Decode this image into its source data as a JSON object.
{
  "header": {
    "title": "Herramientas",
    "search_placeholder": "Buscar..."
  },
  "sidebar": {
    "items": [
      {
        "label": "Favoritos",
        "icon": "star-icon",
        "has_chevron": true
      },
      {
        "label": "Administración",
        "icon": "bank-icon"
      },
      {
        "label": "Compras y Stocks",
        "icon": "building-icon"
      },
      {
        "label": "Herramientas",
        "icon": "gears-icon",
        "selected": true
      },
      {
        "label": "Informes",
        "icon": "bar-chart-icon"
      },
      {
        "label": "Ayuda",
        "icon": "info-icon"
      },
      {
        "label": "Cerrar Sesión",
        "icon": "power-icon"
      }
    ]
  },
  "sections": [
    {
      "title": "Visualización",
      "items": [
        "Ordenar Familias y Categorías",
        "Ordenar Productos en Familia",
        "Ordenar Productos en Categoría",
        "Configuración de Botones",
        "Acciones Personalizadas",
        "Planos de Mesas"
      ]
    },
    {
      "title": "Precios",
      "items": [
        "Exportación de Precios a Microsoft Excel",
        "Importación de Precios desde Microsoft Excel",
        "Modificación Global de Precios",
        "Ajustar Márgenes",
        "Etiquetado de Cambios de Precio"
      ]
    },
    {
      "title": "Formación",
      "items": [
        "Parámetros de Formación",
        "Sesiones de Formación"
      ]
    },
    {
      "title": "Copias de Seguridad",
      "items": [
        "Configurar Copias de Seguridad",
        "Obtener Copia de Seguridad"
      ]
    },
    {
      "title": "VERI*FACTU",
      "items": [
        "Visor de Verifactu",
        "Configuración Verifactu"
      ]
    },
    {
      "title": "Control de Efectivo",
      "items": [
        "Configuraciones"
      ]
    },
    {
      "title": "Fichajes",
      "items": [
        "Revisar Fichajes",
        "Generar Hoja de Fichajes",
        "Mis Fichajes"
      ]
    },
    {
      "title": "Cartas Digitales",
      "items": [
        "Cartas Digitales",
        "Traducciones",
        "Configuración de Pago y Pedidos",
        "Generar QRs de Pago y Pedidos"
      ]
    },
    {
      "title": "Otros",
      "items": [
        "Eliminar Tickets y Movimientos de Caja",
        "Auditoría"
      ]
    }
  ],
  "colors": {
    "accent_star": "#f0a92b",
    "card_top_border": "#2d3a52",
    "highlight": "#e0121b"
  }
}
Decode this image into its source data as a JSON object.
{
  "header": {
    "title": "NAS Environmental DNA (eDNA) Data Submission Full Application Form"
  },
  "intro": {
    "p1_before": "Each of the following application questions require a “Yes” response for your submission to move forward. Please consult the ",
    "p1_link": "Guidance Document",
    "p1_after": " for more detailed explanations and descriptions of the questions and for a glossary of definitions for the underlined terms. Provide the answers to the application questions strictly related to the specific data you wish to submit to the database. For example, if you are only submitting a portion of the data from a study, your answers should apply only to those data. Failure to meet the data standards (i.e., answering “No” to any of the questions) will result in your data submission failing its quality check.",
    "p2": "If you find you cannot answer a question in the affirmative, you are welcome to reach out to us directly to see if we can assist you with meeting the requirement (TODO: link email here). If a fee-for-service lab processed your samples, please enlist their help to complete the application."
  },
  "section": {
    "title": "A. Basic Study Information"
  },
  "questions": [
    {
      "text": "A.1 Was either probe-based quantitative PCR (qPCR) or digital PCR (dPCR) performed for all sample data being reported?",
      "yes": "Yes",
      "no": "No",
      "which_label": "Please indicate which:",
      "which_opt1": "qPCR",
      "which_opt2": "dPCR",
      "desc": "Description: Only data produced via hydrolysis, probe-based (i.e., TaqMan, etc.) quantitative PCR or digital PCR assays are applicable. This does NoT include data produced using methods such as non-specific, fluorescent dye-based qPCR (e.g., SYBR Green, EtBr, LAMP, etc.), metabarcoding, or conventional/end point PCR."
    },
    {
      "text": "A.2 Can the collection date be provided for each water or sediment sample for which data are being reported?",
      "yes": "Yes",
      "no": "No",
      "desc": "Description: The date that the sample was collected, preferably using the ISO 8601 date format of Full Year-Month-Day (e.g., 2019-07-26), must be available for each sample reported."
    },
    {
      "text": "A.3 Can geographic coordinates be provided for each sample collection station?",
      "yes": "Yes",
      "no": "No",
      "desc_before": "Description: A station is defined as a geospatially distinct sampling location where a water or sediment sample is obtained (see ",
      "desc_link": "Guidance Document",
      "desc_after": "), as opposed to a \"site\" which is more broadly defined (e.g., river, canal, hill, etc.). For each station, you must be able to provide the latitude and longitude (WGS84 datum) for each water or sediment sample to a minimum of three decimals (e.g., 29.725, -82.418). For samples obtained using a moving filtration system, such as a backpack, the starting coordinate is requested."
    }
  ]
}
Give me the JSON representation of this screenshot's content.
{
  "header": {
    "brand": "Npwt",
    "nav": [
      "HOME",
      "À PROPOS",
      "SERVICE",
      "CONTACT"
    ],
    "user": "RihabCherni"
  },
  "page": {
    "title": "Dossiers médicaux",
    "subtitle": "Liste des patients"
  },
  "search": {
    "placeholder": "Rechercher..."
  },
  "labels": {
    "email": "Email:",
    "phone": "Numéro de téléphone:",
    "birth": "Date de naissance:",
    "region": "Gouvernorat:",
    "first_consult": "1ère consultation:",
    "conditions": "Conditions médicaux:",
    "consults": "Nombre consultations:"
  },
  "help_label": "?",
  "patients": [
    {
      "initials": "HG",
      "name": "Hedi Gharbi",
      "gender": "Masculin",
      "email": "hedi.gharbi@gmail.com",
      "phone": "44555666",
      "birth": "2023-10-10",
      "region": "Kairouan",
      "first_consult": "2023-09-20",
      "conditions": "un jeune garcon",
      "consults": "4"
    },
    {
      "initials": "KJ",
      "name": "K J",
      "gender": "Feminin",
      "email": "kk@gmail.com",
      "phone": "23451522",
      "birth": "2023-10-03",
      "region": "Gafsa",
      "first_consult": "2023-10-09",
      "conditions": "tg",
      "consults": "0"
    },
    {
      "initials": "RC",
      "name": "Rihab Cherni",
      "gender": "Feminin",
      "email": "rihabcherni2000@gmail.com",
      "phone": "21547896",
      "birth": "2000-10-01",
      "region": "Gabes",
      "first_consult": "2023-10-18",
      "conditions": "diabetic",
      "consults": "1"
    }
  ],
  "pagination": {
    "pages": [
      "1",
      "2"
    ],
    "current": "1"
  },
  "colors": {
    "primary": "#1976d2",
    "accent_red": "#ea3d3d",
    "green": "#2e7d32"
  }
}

::::

TASK ITEM:
Return every line of the data unchanged.

RESULT:
Decode this image into its source data as a JSON object.
{
  "header": {
    "title": "Herramientas",
    "search_placeholder": "Buscar..."
  },
  "sidebar": {
    "items": [
      {
        "label": "Favoritos",
        "icon": "star-icon",
        "has_chevron": true
      },
      {
        "label": "Administración",
        "icon": "bank-icon"
      },
      {
        "label": "Compras y Stocks",
        "icon": "building-icon"
      },
      {
        "label": "Herramientas",
        "icon": "gears-icon",
        "selected": true
      },
      {
        "label": "Informes",
        "icon": "bar-chart-icon"
      },
      {
        "label": "Ayuda",
        "icon": "info-icon"
      },
      {
        "label": "Cerrar Sesión",
        "icon": "power-icon"
      }
    ]
  },
  "sections": [
    {
      "title": "Visualización",
      "items": [
        "Ordenar Familias y Categorías",
        "Ordenar Productos en Familia",
        "Ordenar Productos en Categoría",
        "Configuración de Botones",
        "Acciones Personalizadas",
        "Planos de Mesas"
      ]
    },
    {
      "title": "Precios",
      "items": [
        "Exportación de Precios a Microsoft Excel",
        "Importación de Precios desde Microsoft Excel",
        "Modificación Global de Precios",
        "Ajustar Márgenes",
        "Etiquetado de Cambios de Precio"
      ]
    },
    {
      "title": "Formación",
      "items": [
        "Parámetros de Formación",
        "Sesiones de Formación"
      ]
    },
    {
      "title": "Copias de Seguridad",
      "items": [
        "Configurar Copias de Seguridad",
        "Obtener Copia de Seguridad"
      ]
    },
    {
      "title": "VERI*FACTU",
      "items": [
        "Visor de Verifactu",
        "Configuración Verifactu"
      ]
    },
    {
      "title": "Control de Efectivo",
      "items": [
        "Configuraciones"
      ]
    },
    {
      "title": "Fichajes",
      "items": [
        "Revisar Fichajes",
        "Generar Hoja de Fichajes",
        "Mis Fichajes"
      ]
    },
    {
      "title": "Cartas Digitales",
      "items": [
        "Cartas Digitales",
        "Traducciones",
        "Configuración de Pago y Pedidos",
        "Generar QRs de Pago y Pedidos"
      ]
    },
    {
      "title": "Otros",
      "items": [
        "Eliminar Tickets y Movimientos de Caja",
        "Auditoría"
      ]
    }
  ],
  "colors": {
    "accent_star": "#f0a92b",
    "card_top_border": "#2d3a52",
    "highlight": "#e0121b"
  }
}
Decode this image into its source data as a JSON object.
{
  "header": {
    "title": "NAS Environmental DNA (eDNA) Data Submission Full Application Form"
  },
  "intro": {
    "p1_before": "Each of the following application questions require a “Yes” response for your submission to move forward. Please consult the ",
    "p1_link": "Guidance Document",
    "p1_after": " for more detailed explanations and descriptions of the questions and for a glossary of definitions for the underlined terms. Provide the answers to the application questions strictly related to the specific data you wish to submit to the database. For example, if you are only submitting a portion of the data from a study, your answers should apply only to those data. Failure to meet the data standards (i.e., answering “No” to any of the questions) will result in your data submission failing its quality check.",
    "p2": "If you find you cannot answer a question in the affirmative, you are welcome to reach out to us directly to see if we can assist you with meeting the requirement (TODO: link email here). If a fee-for-service lab processed your samples, please enlist their help to complete the application."
  },
  "section": {
    "title": "A. Basic Study Information"
  },
  "questions": [
    {
      "text": "A.1 Was either probe-based quantitative PCR (qPCR) or digital PCR (dPCR) performed for all sample data being reported?",
      "yes": "Yes",
      "no": "No",
      "which_label": "Please indicate which:",
      "which_opt1": "qPCR",
      "which_opt2": "dPCR",
      "desc": "Description: Only data produced via hydrolysis, probe-based (i.e., TaqMan, etc.) quantitative PCR or digital PCR assays are applicable. This does NoT include data produced using methods such as non-specific, fluorescent dye-based qPCR (e.g., SYBR Green, EtBr, LAMP, etc.), metabarcoding, or conventional/end point PCR."
    },
    {
      "text": "A.2 Can the collection date be provided for each water or sediment sample for which data are being reported?",
      "yes": "Yes",
      "no": "No",
      "desc": "Description: The date that the sample was collected, preferably using the ISO 8601 date format of Full Year-Month-Day (e.g., 2019-07-26), must be available for each sample reported."
    },
    {
      "text": "A.3 Can geographic coordinates be provided for each sample collection station?",
      "yes": "Yes",
      "no": "No",
      "desc_before": "Description: A station is defined as a geospatially distinct sampling location where a water or sediment sample is obtained (see ",
      "desc_link": "Guidance Document",
      "desc_after": "), as opposed to a \"site\" which is more broadly defined (e.g., river, canal, hill, etc.). For each station, you must be able to provide the latitude and longitude (WGS84 datum) for each water or sediment sample to a minimum of three decimals (e.g., 29.725, -82.418). For samples obtained using a moving filtration system, such as a backpack, the starting coordinate is requested."
    }
  ]
}
Give me the JSON representation of this screenshot's content.
{
  "header": {
    "brand": "Npwt",
    "nav": [
      "HOME",
      "À PROPOS",
      "SERVICE",
      "CONTACT"
    ],
    "user": "RihabCherni"
  },
  "page": {
    "title": "Dossiers médicaux",
    "subtitle": "Liste des patients"
  },
  "search": {
    "placeholder": "Rechercher..."
  },
  "labels": {
    "email": "Email:",
    "phone": "Numéro de téléphone:",
    "birth": "Date de naissance:",
    "region": "Gouvernorat:",
    "first_consult": "1ère consultation:",
    "conditions": "Conditions médicaux:",
    "consults": "Nombre consultations:"
  },
  "help_label": "?",
  "patients": [
    {
      "initials": "HG",
      "name": "Hedi Gharbi",
      "gender": "Masculin",
      "email": "hedi.gharbi@gmail.com",
      "phone": "44555666",
      "birth": "2023-10-10",
      "region": "Kairouan",
      "first_consult": "2023-09-20",
      "conditions": "un jeune garcon",
      "consults": "4"
    },
    {
      "initials": "KJ",
      "name": "K J",
      "gender": "Feminin",
      "email": "kk@gmail.com",
      "phone": "23451522",
      "birth": "2023-10-03",
      "region": "Gafsa",
      "first_consult": "2023-10-09",
      "conditions": "tg",
      "consults": "0"
    },
    {
      "initials": "RC",
      "name": "Rihab Cherni",
      "gender": "Feminin",
      "email": "rihabcherni2000@gmail.com",
      "phone": "21547896",
      "birth": "2000-10-01",
      "region": "Gabes",
      "first_consult": "2023-10-18",
      "conditions": "diabetic",
      "consults": "1"
    }
  ],
  "pagination": {
    "pages": [
      "1",
      "2"
    ],
    "current": "1"
  },
  "colors": {
    "primary": "#1976d2",
    "accent_red": "#ea3d3d",
    "green": "#2e7d32"
  }
}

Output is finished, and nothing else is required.